— Consignes à suivre —
1: Selon l'article sur les navires humanitaires, combien de personnes l'équipage de l'Open Arms a-t-il secourues les 17 et 18 août ?
2: Recopiez un passage de l'article sur les navires humanitaires : commencez aux mots "Entre lundi et" et arrêtez-vous après "détresse en mer.".

— Texte de la page —
■ ■ ■ ■ ■
Entre lundi et mardi, les autorités italiennes ont saisi l’Open Arms, l’Aurora et le Sea-Eye 4. Les navires humanitaires ont reçu des amendes de plusieurs milliers d’euros et sont bloqués 20 jours dans un port italien. Rome les accuse d’avoir violé une nouvelle législation controversée, qui leur interdit d’opérer plusieurs sauvetages à la suite, et de se rendre au port italien le plus proche.
Après l’Aurora lundi 21 août, c’est au tour de deux autres navires humanitaires d’être immobilisés par les autorités italiennes. L’ONG espagnole Open Arms, qui affrète un bateau du même nom, a indiqué mercredi subir un « blocage administratif de 20 jours et une amende de 10 000 euros ». Le navire, à quai au port italien de Carrare (nord de l’Italie) depuis son débarquement mardi, ne peut plus, pendant cette période, porter secours à des migrants en détresse en mer.
Rome reproche à l’équipage d’avoir opéré trois sauvetages distincts en Méditerranée centrale, permettant de secourir 195 personnes les 17 et 18 août. Une décision rendue possible par un décret du gouvernement italien, adopté par le gouvernement de la Première ministre d’extrême droite Georgia Meloni. Entré en vigueur début 2023, le texte permet aux autorités d’assigner un port spécifique de débarquement aux navires dès le premier sauvetage effectué. Ceux-ci ont désormais l’obligation de revenir au port entre plusieurs opérations de sauvetage.
■ ■ ■ ■ ■
Listes des coordonnées des boîtes

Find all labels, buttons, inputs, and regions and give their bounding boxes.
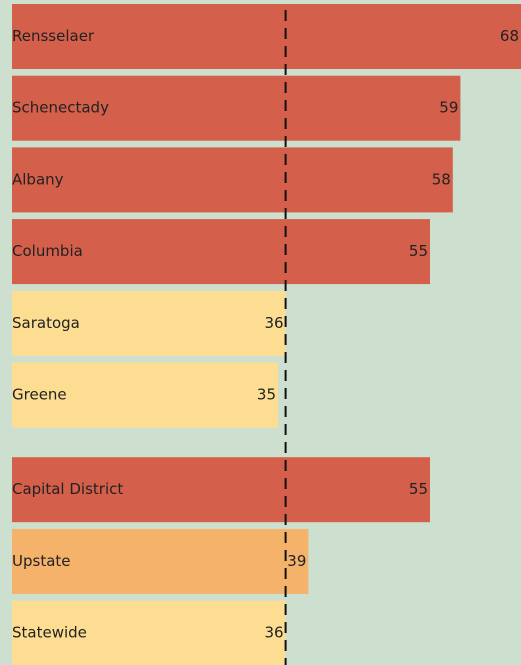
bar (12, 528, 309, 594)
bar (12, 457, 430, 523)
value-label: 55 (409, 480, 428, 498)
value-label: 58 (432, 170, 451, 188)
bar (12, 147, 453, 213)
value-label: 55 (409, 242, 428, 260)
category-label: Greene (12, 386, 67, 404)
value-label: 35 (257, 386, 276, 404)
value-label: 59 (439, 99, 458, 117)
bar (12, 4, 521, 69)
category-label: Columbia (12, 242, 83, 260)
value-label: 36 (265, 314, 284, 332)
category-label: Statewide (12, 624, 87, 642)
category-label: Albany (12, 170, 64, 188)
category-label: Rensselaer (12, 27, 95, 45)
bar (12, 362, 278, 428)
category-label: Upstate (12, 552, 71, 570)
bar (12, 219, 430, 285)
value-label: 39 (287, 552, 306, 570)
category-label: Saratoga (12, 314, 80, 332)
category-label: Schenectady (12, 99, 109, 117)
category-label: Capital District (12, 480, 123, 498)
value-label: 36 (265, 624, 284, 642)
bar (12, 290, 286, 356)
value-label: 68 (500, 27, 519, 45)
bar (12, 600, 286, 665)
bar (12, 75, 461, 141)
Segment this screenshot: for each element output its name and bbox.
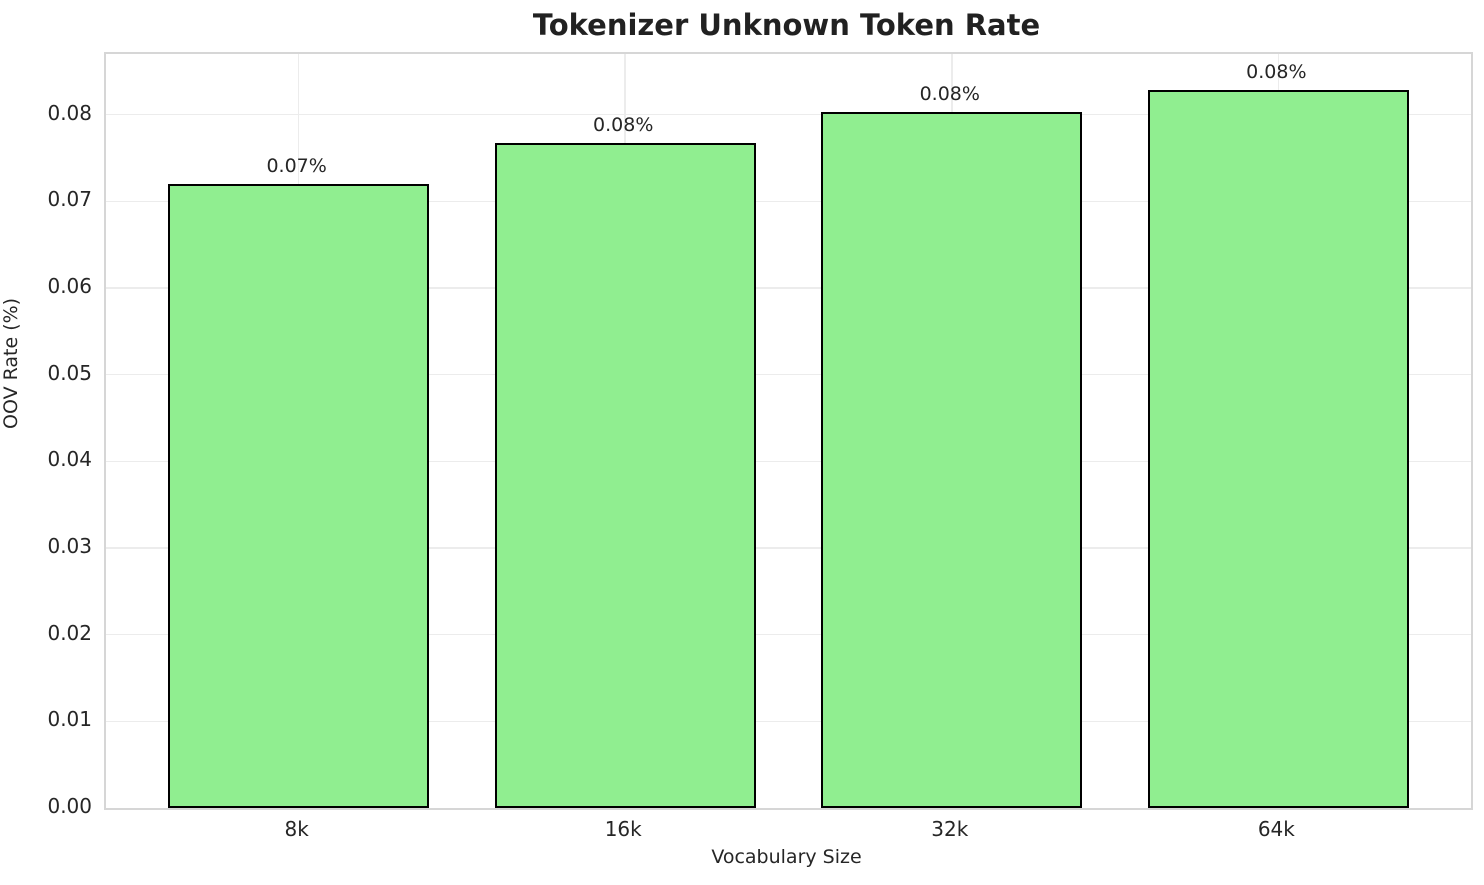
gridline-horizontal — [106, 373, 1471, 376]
■ ■ ■ ■ ■
— Réponses ci-dessous —
1: 195 personnes.

2:
Entre lundi et mardi, les autorités italiennes ont saisi l’Open Arms, l’Aurora et le Sea-Eye 4. Les navires humanitaires ont reçu des amendes de plusieurs milliers d’euros et sont bloqués 20 jours dans un port italien. Rome les accuse d’avoir violé une nouvelle législation controversée, qui leur interdit d’opérer plusieurs sauvetages à la suite, et de se rendre au port italien le plus proche.
Après l’Aurora lundi 21 août, c’est au tour de deux autres navires humanitaires d’être immobilisés par les autorités italiennes. L’ONG espagnole Open Arms, qui affrète un bateau du même nom, a indiqué mercredi subir un « blocage administratif de 20 jours et une amende de 10 000 euros ». Le navire, à quai au port italien de Carrare (nord de l’Italie) depuis son débarquement mardi, ne peut plus, pendant cette période, porter secours à des migrants en détresse en mer.